- **Exercise description**:
Each line that holds the word "Valuation" should be returned.

Extracted records:
......
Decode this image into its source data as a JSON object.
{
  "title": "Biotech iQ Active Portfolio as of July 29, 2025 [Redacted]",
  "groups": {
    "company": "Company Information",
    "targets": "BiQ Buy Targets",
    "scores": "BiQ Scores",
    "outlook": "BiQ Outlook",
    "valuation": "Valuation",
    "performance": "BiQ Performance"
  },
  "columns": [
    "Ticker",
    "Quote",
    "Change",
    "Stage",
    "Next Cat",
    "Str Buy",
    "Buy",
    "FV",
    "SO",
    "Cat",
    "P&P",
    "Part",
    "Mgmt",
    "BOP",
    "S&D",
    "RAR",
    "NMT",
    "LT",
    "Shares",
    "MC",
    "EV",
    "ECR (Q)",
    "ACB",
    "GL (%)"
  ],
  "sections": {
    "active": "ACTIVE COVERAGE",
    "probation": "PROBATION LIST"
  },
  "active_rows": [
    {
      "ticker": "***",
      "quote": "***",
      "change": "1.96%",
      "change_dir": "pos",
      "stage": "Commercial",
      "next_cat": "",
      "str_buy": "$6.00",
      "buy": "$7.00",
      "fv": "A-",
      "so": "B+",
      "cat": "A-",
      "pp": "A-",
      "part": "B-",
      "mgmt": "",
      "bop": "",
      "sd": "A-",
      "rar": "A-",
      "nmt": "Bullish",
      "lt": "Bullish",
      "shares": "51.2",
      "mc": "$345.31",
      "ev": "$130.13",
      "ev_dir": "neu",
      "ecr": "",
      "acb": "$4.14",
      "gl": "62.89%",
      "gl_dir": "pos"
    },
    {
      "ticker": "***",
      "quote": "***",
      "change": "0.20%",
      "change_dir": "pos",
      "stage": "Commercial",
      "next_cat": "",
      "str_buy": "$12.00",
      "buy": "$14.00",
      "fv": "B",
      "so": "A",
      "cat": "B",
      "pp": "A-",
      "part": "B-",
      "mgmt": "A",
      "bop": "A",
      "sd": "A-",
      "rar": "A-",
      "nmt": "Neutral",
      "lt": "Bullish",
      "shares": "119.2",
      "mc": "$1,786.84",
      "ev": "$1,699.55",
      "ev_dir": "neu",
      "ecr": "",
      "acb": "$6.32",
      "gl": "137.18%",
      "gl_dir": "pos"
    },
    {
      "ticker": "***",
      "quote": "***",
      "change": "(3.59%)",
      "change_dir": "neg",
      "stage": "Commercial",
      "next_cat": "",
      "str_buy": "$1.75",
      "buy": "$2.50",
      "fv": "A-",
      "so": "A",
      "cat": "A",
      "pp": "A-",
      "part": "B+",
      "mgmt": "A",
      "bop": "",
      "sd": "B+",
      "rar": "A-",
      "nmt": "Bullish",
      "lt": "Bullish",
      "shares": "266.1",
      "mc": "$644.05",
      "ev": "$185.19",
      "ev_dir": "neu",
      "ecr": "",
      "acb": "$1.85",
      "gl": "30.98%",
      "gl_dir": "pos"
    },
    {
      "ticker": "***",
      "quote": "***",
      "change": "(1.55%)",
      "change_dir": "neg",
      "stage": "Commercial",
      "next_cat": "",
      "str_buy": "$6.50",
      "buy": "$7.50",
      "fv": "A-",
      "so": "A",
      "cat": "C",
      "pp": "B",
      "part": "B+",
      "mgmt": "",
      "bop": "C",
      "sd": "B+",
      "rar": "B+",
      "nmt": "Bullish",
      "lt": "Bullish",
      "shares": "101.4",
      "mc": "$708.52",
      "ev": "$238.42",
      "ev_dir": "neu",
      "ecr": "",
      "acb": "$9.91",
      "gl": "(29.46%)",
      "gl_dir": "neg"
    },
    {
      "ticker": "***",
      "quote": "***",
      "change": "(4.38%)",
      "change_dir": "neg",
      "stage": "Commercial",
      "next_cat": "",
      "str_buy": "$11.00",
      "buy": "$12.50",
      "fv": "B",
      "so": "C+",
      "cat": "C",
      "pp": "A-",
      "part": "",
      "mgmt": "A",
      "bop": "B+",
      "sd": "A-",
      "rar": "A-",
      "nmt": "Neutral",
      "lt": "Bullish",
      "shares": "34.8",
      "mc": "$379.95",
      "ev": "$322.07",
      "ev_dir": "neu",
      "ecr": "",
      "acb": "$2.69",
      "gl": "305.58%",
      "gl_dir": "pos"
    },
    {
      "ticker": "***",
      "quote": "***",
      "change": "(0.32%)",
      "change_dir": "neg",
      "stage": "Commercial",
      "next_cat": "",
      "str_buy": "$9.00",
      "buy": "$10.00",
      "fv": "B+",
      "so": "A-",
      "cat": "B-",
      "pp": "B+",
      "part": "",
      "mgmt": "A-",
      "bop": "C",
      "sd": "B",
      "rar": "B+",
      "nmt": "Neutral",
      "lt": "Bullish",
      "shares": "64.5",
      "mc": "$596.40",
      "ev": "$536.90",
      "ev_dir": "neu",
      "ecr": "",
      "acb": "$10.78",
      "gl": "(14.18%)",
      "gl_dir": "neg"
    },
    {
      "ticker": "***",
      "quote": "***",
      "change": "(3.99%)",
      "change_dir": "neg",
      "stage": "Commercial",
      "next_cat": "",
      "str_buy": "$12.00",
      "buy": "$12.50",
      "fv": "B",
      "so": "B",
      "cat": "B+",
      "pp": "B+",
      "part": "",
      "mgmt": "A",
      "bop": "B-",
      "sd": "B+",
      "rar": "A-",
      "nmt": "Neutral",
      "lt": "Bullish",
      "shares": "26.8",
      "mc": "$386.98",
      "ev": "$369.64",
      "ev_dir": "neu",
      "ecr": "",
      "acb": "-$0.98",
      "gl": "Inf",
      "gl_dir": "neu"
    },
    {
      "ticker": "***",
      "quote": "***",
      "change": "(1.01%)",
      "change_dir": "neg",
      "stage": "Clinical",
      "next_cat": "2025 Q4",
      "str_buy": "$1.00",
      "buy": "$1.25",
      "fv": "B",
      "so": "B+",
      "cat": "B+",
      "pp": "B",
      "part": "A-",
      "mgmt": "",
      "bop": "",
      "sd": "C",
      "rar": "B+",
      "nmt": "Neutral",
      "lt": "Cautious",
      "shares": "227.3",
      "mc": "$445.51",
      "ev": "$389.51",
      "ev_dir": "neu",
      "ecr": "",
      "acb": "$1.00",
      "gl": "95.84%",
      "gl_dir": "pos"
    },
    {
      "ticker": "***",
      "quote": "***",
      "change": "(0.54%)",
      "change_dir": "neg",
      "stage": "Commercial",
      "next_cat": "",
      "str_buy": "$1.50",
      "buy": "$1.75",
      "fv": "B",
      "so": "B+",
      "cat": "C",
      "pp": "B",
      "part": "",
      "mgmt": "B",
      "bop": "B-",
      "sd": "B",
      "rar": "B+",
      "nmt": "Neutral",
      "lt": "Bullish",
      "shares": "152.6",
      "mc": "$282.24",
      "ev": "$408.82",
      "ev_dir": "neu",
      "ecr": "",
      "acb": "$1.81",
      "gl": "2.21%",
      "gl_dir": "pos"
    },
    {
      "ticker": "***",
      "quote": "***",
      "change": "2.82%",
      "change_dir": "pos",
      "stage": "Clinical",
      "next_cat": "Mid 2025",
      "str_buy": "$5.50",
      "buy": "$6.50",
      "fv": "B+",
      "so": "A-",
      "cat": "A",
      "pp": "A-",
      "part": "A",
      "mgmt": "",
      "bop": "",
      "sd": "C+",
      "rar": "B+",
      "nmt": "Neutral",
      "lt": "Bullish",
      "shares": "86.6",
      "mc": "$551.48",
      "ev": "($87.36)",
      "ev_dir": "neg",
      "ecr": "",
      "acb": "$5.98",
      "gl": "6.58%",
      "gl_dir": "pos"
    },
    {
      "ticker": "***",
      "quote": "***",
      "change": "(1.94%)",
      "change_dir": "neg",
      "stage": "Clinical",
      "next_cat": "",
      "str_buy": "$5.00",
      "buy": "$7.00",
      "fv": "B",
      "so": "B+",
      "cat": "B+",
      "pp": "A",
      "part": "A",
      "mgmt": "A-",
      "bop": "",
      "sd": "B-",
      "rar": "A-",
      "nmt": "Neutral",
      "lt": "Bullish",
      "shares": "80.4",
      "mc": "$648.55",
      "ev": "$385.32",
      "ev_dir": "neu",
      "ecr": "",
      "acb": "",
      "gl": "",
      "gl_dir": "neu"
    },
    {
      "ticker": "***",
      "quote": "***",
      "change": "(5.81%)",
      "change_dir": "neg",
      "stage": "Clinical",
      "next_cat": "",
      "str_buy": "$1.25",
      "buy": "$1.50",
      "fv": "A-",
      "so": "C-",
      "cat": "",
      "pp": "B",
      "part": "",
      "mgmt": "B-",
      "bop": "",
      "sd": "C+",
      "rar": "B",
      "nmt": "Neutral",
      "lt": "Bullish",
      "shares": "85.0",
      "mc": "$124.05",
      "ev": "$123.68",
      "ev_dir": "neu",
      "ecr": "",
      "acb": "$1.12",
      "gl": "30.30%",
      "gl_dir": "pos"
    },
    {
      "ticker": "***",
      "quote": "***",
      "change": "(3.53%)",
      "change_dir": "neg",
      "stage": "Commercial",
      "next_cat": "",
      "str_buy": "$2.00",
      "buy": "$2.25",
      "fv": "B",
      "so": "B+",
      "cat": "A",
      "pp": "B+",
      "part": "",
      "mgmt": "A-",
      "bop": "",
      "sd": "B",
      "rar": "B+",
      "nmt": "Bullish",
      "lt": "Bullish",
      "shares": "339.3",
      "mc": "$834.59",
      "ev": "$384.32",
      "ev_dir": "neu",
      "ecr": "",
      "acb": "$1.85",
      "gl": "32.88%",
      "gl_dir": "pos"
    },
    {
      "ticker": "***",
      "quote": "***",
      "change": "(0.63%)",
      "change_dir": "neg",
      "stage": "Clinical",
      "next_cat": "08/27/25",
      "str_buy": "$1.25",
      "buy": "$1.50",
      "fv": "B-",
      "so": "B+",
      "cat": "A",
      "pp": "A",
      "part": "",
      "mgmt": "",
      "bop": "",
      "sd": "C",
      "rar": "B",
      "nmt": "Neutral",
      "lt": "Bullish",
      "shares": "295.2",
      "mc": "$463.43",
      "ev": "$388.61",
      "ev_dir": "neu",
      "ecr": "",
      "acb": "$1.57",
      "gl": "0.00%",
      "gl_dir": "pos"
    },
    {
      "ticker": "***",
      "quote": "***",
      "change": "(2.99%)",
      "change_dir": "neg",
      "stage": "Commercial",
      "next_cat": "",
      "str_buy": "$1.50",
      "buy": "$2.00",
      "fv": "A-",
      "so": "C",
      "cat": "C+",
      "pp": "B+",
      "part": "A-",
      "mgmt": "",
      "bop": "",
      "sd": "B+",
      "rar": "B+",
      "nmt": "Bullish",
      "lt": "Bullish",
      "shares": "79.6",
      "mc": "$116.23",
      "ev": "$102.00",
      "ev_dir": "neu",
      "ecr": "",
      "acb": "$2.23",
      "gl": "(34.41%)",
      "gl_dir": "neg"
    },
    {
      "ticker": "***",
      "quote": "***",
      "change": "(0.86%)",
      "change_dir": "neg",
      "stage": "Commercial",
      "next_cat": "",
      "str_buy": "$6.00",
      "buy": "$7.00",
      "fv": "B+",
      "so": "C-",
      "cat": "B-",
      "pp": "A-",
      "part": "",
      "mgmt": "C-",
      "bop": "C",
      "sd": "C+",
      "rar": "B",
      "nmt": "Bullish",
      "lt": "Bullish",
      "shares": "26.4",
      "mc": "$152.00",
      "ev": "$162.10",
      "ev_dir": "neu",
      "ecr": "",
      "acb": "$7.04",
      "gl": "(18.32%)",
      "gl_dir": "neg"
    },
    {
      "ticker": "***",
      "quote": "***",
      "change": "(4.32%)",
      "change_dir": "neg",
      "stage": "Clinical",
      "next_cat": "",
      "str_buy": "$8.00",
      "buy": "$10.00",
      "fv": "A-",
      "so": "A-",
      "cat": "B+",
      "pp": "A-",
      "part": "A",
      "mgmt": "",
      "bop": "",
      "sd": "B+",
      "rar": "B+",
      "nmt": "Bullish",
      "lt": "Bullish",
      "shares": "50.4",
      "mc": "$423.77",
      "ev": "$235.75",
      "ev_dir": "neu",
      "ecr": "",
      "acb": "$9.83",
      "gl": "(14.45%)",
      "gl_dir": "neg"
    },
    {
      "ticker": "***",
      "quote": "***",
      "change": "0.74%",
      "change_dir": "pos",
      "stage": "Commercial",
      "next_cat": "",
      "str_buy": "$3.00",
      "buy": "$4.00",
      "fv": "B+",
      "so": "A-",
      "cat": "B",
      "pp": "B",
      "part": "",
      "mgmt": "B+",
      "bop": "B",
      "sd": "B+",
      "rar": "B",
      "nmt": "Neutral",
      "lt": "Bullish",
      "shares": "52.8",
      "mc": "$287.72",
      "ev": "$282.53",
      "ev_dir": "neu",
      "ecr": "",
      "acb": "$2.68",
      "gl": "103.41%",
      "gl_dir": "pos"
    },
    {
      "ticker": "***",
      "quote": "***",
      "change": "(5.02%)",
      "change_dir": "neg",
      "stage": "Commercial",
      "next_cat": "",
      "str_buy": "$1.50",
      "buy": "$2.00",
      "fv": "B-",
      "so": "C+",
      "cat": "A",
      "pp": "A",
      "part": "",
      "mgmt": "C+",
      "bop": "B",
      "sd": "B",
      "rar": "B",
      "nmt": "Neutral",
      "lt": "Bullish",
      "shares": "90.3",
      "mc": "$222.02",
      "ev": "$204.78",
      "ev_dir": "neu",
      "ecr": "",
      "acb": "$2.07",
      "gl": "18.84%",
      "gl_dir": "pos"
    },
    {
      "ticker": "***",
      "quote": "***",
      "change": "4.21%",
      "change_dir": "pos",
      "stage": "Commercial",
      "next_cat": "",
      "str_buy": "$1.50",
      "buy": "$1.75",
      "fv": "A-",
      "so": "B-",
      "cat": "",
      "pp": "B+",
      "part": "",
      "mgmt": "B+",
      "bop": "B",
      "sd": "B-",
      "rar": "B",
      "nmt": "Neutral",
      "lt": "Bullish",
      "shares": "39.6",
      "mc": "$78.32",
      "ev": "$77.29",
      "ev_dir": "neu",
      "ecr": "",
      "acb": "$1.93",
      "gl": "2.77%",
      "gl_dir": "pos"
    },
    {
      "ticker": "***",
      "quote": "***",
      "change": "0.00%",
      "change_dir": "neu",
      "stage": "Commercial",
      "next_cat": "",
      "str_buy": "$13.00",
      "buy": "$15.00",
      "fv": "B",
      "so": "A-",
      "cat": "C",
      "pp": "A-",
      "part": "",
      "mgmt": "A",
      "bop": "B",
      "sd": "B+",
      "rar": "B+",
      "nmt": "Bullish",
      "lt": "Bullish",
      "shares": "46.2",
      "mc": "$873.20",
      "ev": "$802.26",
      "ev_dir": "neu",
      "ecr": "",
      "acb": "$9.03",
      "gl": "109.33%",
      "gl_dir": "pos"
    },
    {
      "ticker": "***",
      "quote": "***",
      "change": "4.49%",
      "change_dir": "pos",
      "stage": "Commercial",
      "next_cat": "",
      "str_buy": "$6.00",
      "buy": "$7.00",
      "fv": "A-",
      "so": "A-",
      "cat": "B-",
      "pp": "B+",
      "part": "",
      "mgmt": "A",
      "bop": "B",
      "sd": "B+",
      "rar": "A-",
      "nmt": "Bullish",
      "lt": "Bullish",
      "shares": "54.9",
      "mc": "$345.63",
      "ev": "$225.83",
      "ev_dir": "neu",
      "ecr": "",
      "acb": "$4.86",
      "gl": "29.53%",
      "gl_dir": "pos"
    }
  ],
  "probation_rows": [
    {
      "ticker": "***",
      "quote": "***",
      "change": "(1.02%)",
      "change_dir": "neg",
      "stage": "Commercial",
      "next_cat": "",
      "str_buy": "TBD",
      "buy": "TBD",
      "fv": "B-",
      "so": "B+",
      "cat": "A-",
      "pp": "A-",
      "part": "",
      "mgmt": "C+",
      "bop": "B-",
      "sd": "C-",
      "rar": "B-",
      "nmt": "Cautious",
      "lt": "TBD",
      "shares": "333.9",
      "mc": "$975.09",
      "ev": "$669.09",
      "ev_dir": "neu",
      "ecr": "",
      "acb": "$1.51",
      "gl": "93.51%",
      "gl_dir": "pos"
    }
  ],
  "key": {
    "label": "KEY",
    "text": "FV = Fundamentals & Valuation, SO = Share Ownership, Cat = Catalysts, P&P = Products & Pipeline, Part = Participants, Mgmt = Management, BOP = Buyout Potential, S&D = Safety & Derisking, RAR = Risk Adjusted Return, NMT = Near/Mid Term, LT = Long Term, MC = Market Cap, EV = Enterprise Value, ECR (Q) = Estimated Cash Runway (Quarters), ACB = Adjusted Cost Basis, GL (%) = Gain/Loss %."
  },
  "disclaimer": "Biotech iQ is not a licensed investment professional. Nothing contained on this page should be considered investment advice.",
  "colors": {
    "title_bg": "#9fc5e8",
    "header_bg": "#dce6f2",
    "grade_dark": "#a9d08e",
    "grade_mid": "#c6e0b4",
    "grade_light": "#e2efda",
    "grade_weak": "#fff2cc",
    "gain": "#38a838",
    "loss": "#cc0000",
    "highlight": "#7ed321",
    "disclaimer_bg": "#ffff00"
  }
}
......
- **Final answer**:
    "valuation": "Valuation",
    "text": "FV = Fundamentals & Valuation, SO = Share Ownership, Cat = Catalysts, P&P = Products & Pipeline, Part = Participants, Mgmt = Management, BOP = Buyout Potential, S&D = Safety & Derisking, RAR = Risk Adjusted Return, NMT = Near/Mid Term, LT = Long Term, MC = Market Cap, EV = Enterprise Value, ECR (Q) = Estimated Cash Runway (Quarters), ACB = Adjusted Cost Basis, GL (%) = Gain/Loss %."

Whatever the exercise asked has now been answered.